**Direction**
What is the number of lines in the data that hold the string "chiffres"? Reply with that number only.

**Supplied data**
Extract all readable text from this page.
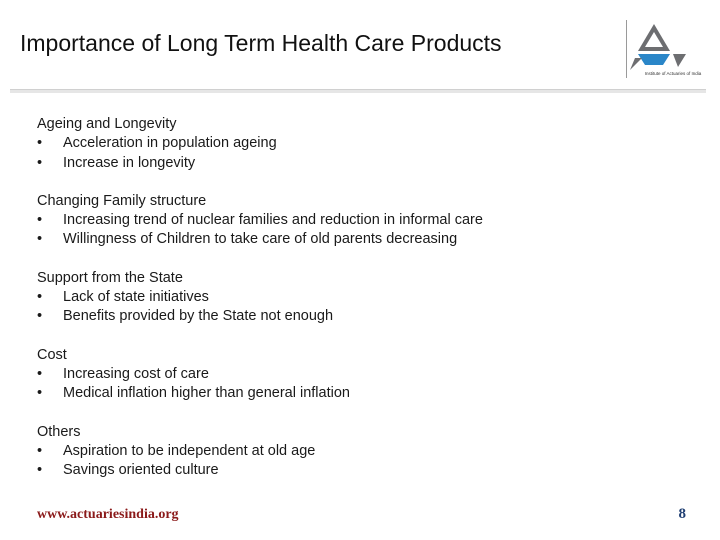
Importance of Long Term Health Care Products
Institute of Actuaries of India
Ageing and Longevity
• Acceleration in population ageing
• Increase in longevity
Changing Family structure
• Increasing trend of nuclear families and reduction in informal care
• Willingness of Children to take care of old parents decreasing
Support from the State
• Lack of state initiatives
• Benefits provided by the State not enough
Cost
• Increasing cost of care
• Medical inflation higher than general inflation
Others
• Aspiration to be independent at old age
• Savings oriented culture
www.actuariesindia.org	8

* * *

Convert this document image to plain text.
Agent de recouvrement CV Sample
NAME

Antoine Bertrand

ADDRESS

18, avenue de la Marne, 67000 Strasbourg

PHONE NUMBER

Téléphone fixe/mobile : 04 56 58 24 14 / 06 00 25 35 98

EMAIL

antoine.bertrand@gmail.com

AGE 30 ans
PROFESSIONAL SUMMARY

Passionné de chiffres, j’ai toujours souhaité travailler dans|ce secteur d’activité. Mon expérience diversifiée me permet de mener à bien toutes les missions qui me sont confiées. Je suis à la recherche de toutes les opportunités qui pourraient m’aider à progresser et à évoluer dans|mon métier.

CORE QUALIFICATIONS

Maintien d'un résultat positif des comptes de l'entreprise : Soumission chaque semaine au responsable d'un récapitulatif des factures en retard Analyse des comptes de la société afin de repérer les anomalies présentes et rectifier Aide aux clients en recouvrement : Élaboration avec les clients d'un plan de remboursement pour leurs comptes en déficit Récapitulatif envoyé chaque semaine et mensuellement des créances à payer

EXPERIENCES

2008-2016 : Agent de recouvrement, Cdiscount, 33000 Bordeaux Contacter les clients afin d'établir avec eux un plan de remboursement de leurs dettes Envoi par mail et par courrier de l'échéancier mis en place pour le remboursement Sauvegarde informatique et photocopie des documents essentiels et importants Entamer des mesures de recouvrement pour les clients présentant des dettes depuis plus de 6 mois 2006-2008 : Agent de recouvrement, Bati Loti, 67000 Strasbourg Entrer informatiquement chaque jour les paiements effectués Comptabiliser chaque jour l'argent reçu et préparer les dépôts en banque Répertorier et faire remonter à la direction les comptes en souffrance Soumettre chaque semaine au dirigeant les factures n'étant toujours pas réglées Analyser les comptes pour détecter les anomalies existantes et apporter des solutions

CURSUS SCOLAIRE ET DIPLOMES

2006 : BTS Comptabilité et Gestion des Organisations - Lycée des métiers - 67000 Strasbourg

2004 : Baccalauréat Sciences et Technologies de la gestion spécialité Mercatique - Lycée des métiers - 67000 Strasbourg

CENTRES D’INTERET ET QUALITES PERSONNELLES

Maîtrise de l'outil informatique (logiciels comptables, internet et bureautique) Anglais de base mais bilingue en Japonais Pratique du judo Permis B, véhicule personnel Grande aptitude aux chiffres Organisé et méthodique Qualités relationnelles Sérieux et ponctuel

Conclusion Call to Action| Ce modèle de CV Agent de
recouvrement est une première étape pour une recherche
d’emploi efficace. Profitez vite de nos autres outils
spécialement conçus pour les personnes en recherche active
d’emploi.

**Written solution**
2